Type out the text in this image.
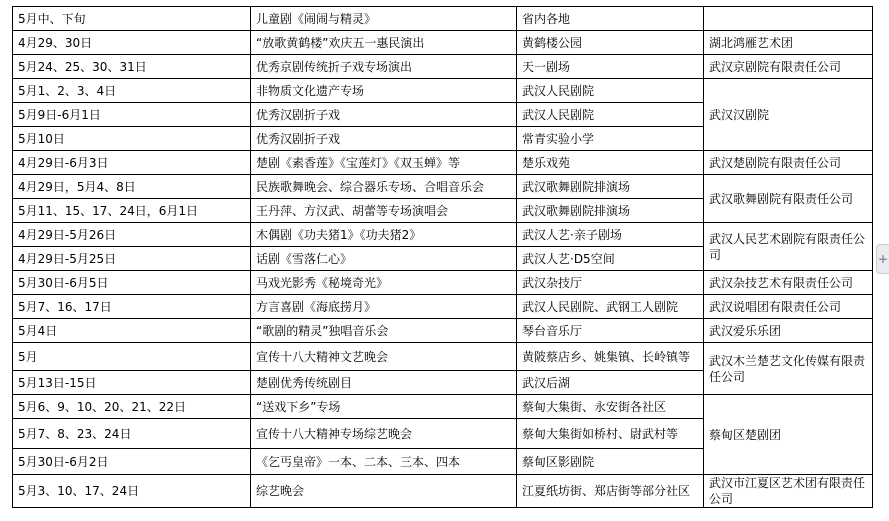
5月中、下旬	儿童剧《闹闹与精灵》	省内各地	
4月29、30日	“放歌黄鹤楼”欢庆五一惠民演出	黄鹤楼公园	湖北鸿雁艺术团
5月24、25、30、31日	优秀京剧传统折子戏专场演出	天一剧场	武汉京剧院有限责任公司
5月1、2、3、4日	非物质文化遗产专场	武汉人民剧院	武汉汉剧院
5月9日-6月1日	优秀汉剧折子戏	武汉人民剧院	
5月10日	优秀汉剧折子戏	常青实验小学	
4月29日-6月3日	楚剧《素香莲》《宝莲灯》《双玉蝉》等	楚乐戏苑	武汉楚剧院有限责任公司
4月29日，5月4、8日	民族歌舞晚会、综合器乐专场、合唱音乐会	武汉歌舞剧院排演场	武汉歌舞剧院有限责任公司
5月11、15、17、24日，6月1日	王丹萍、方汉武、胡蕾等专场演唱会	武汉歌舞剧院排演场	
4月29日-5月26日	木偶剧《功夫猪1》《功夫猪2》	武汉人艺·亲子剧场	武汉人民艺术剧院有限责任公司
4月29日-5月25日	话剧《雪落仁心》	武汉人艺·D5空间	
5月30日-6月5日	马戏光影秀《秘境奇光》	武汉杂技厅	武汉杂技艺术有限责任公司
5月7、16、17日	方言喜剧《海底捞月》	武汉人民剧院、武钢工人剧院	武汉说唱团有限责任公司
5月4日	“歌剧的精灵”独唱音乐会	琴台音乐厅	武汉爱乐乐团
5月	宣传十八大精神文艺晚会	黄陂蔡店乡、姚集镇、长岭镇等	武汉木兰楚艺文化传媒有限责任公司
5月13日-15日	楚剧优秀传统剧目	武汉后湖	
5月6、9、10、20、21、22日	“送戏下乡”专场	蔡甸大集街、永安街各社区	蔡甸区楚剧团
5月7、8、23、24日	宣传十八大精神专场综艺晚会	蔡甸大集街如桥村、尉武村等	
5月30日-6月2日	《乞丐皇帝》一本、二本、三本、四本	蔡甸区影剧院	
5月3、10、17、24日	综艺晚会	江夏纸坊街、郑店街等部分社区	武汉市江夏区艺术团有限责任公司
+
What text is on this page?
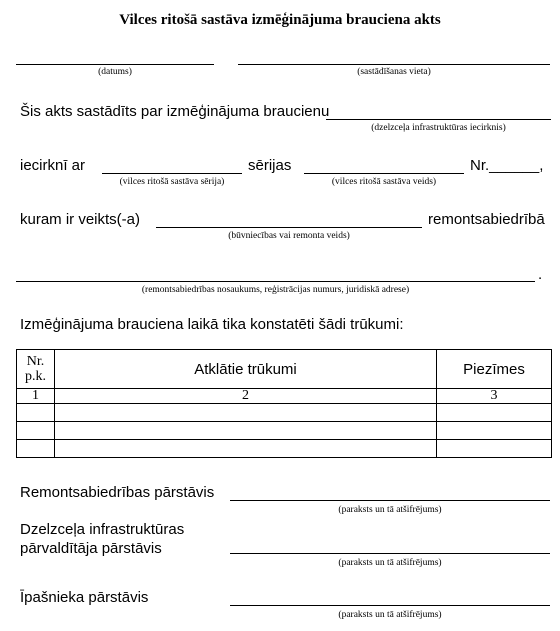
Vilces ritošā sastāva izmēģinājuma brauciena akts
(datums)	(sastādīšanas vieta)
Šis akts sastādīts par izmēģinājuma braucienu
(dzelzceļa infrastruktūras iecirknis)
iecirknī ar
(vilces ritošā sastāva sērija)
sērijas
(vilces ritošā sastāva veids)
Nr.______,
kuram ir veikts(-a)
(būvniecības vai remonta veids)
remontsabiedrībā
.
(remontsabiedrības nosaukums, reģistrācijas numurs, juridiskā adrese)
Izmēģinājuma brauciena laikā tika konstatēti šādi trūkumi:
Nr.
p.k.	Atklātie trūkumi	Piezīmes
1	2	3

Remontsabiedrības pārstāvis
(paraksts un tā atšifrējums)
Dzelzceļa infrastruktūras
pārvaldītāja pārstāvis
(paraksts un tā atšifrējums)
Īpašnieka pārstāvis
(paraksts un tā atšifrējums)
--
Required task:
Identify each line in the records above containing the word "ritošā"; copy those lines.

Task result:
Vilces ritošā sastāva izmēģinājuma brauciena akts
(vilces ritošā sastāva sērija)
(vilces ritošā sastāva veids)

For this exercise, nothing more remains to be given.